• [TASK DESCRIPTION]:
How many lines of the material below contain the string "this"? Answer with the number and nothing else.

• [MATERIAL PROVIDED]:
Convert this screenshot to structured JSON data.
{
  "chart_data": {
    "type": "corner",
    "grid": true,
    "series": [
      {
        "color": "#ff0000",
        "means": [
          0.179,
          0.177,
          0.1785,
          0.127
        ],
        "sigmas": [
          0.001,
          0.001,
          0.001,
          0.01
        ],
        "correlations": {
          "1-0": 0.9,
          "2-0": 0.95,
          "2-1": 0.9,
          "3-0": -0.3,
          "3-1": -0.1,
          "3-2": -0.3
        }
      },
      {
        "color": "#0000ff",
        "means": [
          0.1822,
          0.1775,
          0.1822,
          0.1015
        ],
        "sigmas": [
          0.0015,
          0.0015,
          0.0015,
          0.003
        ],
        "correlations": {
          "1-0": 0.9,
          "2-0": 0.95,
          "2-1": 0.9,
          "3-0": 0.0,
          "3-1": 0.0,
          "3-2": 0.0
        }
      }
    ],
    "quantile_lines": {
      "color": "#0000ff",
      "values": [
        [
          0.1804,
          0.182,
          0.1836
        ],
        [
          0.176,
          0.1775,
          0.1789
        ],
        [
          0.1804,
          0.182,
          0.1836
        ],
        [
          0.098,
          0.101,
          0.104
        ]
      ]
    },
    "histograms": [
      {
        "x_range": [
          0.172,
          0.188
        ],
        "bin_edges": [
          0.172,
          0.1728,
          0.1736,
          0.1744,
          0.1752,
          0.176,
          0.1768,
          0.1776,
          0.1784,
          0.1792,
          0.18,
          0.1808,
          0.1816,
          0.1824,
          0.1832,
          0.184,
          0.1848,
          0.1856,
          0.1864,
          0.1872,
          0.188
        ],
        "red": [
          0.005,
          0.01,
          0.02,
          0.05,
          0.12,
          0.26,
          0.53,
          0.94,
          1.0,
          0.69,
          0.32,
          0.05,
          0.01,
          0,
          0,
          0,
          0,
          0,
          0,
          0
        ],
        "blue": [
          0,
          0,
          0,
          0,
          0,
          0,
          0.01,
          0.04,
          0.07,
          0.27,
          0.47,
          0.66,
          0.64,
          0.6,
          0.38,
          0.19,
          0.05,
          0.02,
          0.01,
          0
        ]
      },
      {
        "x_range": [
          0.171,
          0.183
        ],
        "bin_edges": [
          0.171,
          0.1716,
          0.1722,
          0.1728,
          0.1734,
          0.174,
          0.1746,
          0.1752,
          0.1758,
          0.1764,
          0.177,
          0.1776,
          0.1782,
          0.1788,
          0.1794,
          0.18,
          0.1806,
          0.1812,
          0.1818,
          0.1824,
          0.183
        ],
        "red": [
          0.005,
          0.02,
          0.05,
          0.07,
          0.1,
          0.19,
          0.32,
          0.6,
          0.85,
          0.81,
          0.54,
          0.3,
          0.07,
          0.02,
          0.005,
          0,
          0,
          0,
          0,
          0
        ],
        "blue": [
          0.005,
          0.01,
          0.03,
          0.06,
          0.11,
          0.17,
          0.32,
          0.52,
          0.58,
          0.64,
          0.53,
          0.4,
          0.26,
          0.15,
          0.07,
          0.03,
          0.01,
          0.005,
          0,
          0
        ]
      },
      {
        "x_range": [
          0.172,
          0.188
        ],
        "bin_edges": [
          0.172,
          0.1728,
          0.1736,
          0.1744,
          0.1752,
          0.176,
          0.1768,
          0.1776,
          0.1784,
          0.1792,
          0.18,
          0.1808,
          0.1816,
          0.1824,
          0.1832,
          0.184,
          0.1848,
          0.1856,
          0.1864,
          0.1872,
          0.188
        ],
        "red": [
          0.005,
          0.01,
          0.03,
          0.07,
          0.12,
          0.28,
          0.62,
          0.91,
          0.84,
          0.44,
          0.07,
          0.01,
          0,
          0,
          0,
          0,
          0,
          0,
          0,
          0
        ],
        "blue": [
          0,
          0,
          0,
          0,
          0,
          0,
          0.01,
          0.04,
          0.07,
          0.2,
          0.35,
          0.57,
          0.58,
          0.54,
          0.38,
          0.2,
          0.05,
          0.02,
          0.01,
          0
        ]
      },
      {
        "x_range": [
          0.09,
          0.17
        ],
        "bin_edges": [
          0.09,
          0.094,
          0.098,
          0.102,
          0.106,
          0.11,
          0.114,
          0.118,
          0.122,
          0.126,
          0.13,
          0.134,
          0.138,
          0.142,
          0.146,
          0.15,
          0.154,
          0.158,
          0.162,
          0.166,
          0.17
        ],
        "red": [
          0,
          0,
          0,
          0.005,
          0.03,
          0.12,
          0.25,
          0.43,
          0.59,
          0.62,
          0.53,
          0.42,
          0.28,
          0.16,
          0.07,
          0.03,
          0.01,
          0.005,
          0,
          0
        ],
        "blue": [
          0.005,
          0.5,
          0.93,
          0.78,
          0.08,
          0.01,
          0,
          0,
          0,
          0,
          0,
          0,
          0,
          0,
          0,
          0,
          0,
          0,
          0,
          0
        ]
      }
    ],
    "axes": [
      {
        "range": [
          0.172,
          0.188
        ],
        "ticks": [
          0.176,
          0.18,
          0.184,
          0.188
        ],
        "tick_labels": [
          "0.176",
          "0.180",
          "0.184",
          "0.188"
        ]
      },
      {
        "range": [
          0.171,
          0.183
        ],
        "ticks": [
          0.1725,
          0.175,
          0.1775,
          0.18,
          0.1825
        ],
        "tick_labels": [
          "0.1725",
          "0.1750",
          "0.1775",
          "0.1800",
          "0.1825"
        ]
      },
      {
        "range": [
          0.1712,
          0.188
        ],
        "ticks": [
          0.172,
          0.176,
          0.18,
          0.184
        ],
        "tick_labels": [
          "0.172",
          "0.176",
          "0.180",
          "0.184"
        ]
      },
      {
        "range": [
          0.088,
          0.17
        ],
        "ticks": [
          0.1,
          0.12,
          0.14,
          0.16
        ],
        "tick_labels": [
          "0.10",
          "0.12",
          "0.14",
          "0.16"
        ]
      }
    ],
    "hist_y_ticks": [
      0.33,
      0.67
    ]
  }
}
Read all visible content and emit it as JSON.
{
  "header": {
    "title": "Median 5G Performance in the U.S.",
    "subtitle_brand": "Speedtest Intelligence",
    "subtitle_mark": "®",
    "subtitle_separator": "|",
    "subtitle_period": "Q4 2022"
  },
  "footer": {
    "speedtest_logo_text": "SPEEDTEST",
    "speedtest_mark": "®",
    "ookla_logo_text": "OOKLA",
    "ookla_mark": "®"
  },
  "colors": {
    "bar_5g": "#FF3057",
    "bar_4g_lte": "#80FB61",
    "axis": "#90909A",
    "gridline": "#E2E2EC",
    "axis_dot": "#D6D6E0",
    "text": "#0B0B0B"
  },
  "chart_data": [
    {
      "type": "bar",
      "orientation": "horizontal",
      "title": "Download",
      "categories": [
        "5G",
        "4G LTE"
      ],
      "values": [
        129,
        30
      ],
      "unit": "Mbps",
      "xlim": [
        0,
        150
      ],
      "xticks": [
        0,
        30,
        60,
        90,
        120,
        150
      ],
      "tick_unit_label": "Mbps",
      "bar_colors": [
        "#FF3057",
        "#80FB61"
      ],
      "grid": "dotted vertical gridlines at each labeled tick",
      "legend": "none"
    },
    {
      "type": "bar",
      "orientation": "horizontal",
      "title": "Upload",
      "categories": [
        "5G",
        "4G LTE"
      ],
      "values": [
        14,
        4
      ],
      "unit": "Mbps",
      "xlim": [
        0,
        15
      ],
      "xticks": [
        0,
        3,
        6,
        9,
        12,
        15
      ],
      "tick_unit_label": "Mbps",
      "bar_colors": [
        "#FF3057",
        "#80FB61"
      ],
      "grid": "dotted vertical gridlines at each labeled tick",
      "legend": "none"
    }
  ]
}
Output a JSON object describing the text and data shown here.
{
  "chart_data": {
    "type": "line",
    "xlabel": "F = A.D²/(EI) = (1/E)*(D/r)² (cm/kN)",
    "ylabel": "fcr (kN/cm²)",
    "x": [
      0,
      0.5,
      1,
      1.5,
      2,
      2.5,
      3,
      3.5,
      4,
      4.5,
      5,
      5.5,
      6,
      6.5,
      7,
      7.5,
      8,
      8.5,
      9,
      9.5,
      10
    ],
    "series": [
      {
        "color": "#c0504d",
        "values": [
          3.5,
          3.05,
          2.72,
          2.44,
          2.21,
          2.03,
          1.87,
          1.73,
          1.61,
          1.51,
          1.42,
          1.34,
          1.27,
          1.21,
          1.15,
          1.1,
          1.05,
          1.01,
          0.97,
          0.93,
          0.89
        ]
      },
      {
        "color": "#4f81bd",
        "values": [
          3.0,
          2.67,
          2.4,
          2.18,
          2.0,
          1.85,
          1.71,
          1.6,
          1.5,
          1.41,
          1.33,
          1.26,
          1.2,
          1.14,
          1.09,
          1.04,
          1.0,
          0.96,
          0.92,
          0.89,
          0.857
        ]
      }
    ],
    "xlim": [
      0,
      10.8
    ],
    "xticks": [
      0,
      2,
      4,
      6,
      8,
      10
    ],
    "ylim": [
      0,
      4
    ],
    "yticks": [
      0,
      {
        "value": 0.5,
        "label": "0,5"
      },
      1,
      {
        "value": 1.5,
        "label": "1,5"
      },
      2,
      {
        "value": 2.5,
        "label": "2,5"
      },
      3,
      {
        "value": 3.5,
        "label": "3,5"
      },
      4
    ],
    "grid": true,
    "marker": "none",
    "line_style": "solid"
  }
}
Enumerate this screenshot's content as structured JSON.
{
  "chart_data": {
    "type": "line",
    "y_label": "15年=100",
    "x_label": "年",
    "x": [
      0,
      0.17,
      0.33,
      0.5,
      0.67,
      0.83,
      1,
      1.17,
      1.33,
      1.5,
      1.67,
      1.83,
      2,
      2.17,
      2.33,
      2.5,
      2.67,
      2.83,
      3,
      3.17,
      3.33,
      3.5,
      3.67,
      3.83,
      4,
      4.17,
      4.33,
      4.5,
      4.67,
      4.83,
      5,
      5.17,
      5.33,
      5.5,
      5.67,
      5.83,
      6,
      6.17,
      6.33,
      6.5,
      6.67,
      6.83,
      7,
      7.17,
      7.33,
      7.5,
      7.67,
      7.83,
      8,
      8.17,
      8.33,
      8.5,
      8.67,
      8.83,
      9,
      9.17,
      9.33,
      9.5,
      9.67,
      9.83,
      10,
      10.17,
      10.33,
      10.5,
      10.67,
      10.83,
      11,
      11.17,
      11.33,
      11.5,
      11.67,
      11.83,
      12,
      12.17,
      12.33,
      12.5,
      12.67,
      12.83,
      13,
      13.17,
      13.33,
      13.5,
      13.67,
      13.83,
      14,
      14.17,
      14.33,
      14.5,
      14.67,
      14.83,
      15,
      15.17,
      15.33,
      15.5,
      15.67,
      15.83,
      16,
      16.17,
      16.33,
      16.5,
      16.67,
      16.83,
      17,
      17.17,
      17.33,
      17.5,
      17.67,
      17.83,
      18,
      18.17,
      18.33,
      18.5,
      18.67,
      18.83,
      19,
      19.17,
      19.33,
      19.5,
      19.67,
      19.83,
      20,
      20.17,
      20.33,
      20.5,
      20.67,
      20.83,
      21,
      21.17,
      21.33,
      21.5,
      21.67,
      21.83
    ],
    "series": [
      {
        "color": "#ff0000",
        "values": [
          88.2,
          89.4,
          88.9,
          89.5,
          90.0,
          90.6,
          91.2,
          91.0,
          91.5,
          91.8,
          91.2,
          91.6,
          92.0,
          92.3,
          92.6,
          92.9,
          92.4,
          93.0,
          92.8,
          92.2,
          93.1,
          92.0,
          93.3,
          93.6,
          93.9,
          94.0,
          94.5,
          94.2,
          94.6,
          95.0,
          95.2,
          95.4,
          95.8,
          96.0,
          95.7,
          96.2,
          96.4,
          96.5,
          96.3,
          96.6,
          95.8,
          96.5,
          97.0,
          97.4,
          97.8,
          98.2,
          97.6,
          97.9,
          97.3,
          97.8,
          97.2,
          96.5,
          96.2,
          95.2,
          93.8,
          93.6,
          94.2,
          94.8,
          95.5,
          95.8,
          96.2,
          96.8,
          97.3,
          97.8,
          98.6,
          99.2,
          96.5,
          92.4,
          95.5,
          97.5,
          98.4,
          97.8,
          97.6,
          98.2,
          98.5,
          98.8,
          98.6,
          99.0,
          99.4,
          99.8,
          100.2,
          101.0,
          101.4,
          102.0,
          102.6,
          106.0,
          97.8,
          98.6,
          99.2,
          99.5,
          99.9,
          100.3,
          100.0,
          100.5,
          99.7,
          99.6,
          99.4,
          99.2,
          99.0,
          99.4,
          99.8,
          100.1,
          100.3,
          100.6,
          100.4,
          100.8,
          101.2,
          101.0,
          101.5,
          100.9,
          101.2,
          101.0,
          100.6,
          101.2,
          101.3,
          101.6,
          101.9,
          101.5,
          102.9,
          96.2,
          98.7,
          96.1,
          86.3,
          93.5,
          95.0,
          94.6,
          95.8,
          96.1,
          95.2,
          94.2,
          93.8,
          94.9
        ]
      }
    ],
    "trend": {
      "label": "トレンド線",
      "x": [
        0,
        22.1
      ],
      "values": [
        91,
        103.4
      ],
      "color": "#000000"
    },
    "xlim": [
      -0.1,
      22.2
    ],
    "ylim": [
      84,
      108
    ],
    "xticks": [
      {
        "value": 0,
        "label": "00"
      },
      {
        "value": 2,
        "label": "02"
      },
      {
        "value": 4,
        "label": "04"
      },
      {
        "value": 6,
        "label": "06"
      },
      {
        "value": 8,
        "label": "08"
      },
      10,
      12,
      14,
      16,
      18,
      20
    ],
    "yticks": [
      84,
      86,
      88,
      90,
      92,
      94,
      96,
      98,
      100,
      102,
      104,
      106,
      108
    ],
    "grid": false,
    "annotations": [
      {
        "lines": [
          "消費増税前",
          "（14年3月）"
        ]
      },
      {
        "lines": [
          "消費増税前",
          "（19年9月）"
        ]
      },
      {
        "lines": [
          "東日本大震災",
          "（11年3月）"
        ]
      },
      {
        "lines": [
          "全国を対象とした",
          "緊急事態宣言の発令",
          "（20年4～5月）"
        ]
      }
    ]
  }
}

• [EXERCISE ANSWER]:
2